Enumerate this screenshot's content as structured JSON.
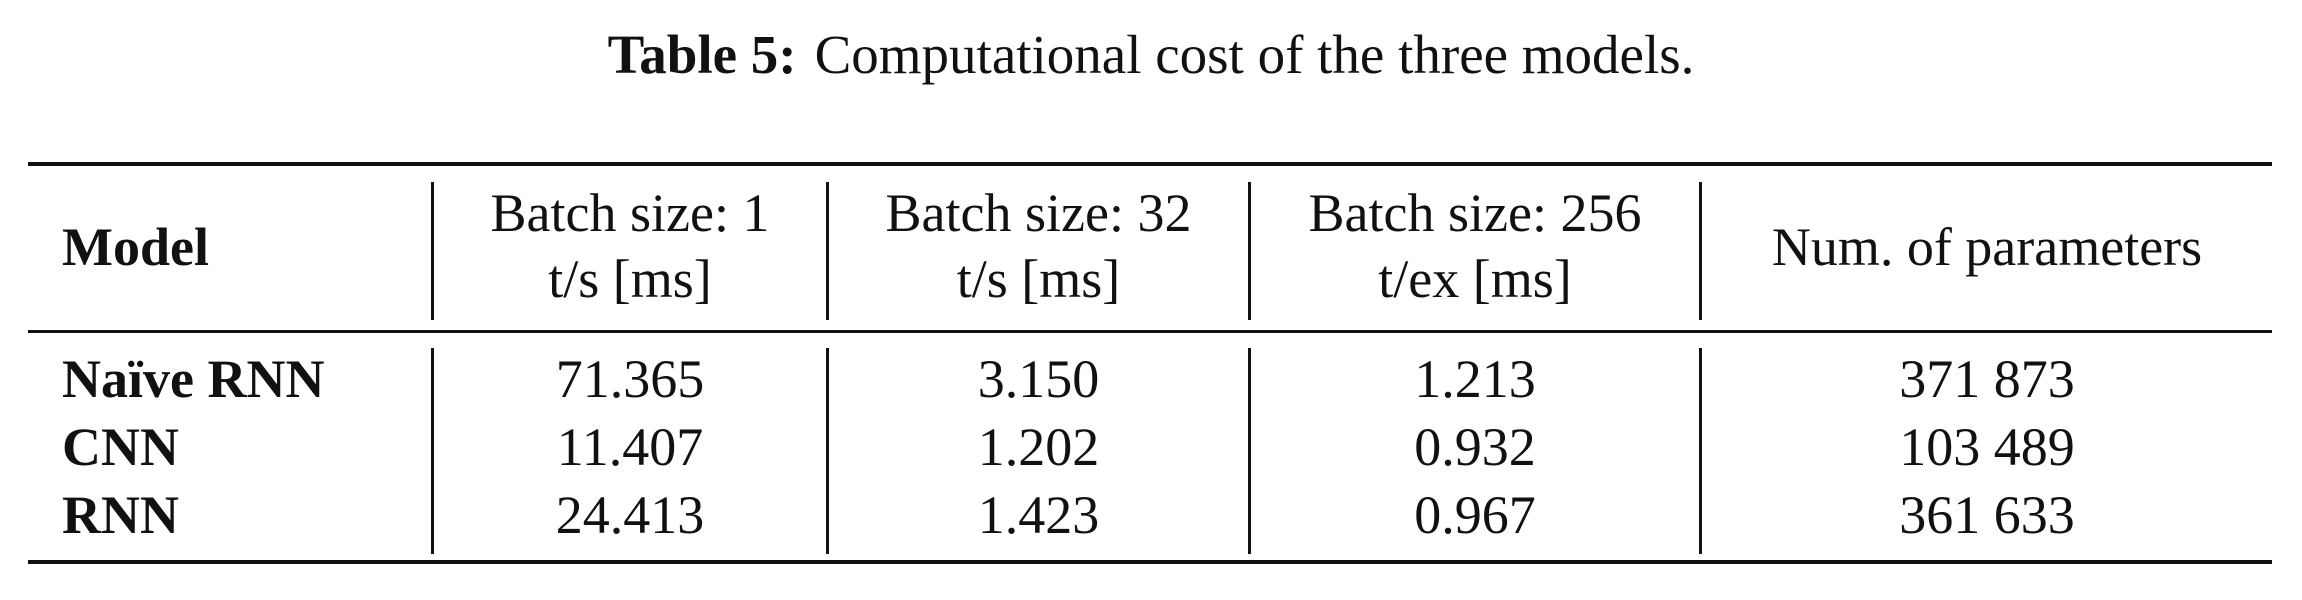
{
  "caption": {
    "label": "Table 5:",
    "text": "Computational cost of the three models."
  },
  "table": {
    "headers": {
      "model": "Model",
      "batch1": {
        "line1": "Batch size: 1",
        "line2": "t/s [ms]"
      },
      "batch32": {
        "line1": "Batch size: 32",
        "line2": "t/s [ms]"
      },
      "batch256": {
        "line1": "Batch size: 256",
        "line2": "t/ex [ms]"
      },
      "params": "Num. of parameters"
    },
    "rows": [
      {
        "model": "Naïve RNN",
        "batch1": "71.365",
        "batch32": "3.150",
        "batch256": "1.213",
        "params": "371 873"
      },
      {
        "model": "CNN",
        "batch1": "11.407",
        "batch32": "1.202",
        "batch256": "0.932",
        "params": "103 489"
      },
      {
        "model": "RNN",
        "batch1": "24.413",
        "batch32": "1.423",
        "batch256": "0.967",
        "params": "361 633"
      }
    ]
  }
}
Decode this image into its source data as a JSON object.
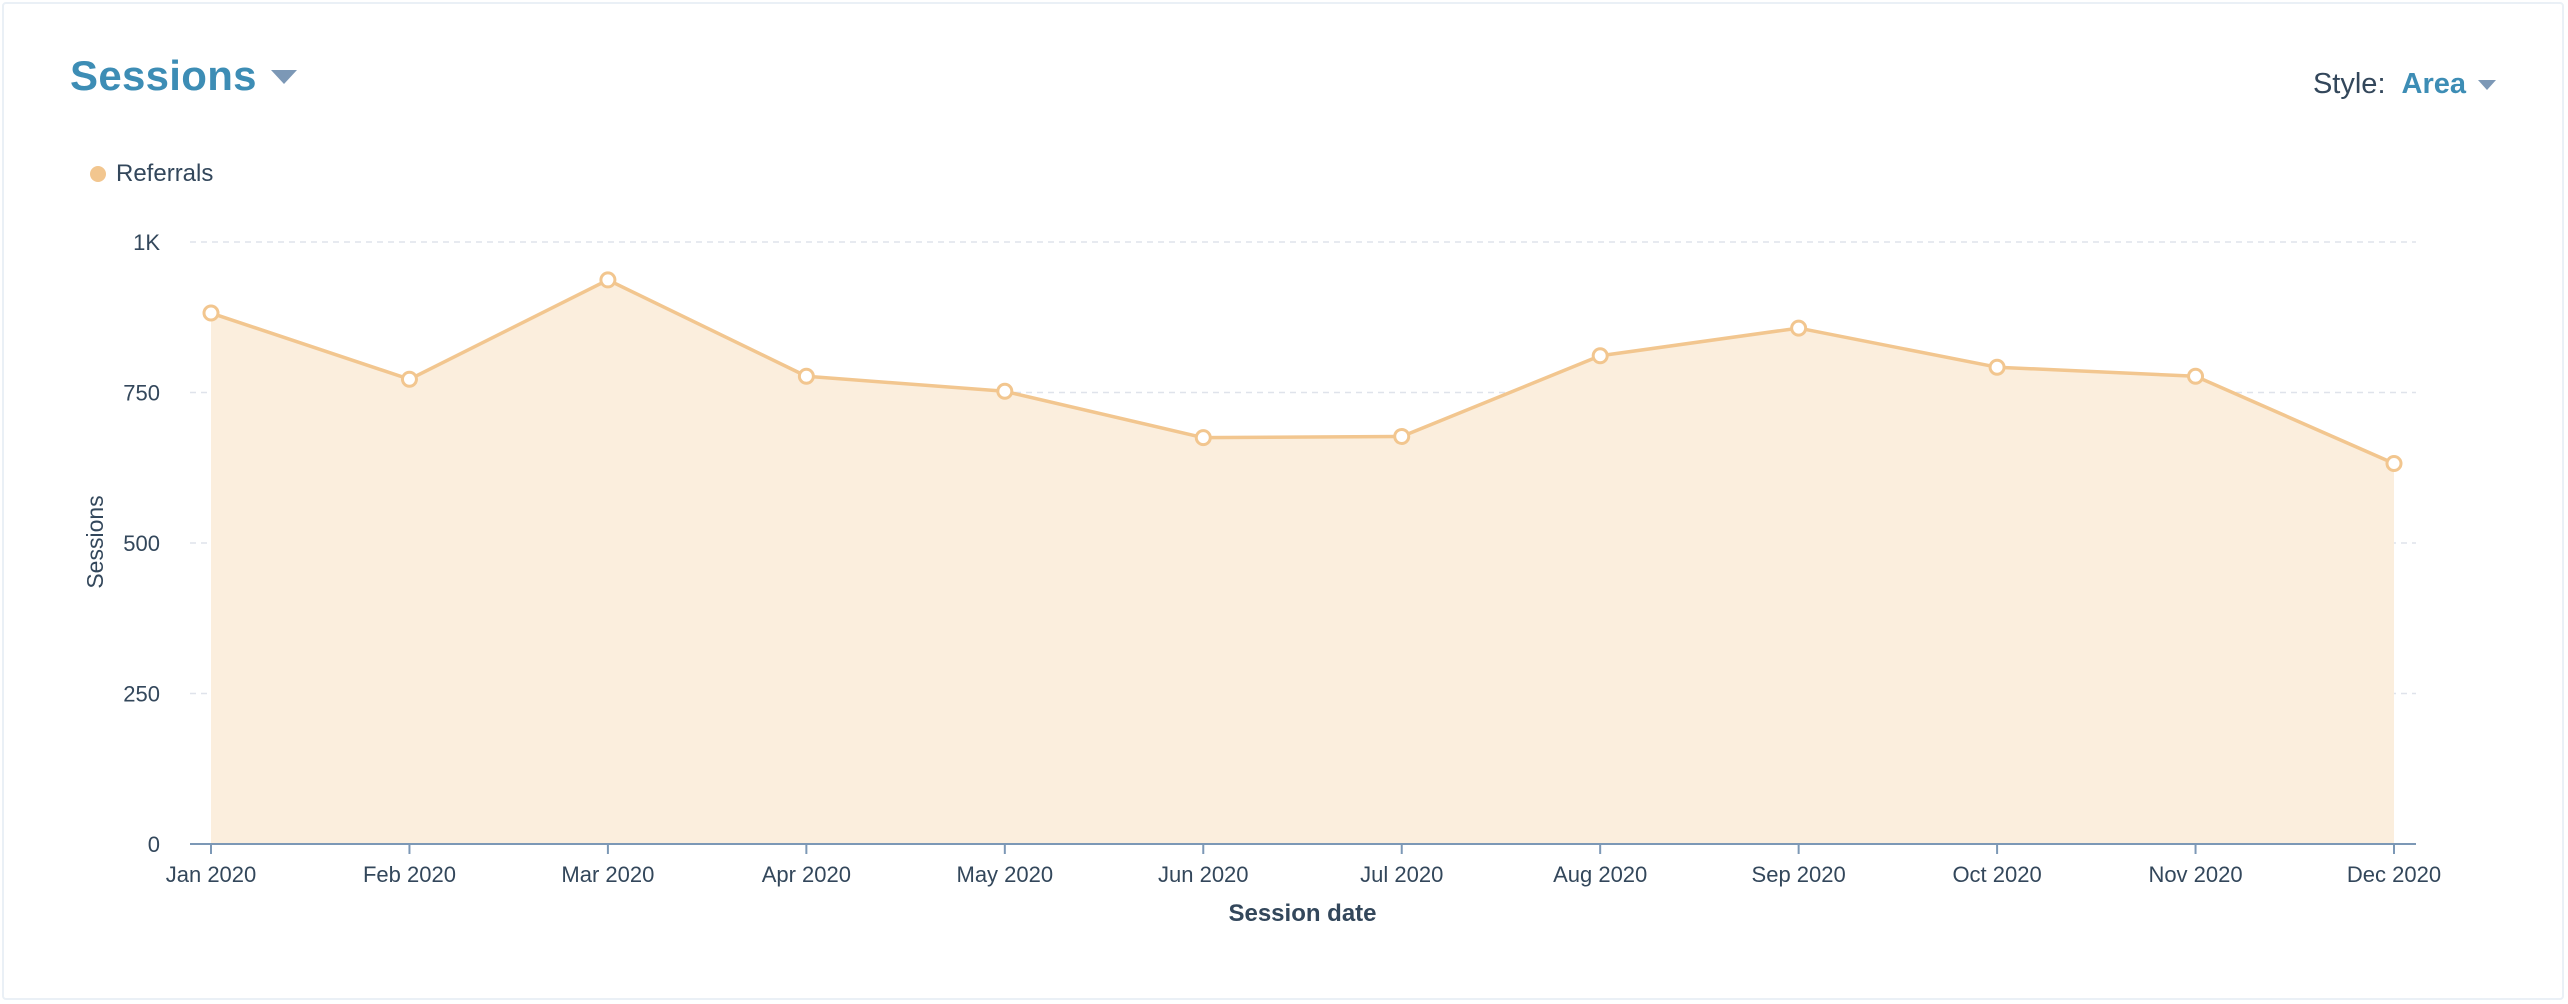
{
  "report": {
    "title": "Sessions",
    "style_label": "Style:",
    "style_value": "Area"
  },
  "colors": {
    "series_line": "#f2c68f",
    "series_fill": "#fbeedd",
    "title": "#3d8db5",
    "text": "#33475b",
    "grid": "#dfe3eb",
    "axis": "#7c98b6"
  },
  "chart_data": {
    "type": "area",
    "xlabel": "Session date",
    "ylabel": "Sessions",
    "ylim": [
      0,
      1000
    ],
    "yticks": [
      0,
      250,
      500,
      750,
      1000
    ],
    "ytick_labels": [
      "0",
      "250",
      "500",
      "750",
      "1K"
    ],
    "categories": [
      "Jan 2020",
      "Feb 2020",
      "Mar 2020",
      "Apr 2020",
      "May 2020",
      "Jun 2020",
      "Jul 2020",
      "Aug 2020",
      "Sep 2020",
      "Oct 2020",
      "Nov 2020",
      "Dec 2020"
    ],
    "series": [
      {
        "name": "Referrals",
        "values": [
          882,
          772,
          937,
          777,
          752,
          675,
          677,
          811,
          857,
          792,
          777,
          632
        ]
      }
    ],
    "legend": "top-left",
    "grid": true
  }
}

* * * * * * *

TASK REQUIREMENTS ▸ Repeat only the lines from the line with "Decode this image" to the end of the entries, including both the first and the last line, and drop every picture.

EXPECTED ANSWER ▸
Decode this image into its source data as a JSON object.
{
  "report": {
    "title": "Sessions",
    "style_label": "Style:",
    "style_value": "Area"
  },
  "colors": {
    "series_line": "#f2c68f",
    "series_fill": "#fbeedd",
    "title": "#3d8db5",
    "text": "#33475b",
    "grid": "#dfe3eb",
    "axis": "#7c98b6"
  },
  "chart_data": {
    "type": "area",
    "xlabel": "Session date",
    "ylabel": "Sessions",
    "ylim": [
      0,
      1000
    ],
    "yticks": [
      0,
      250,
      500,
      750,
      1000
    ],
    "ytick_labels": [
      "0",
      "250",
      "500",
      "750",
      "1K"
    ],
    "categories": [
      "Jan 2020",
      "Feb 2020",
      "Mar 2020",
      "Apr 2020",
      "May 2020",
      "Jun 2020",
      "Jul 2020",
      "Aug 2020",
      "Sep 2020",
      "Oct 2020",
      "Nov 2020",
      "Dec 2020"
    ],
    "series": [
      {
        "name": "Referrals",
        "values": [
          882,
          772,
          937,
          777,
          752,
          675,
          677,
          811,
          857,
          792,
          777,
          632
        ]
      }
    ],
    "legend": "top-left",
    "grid": true
  }
}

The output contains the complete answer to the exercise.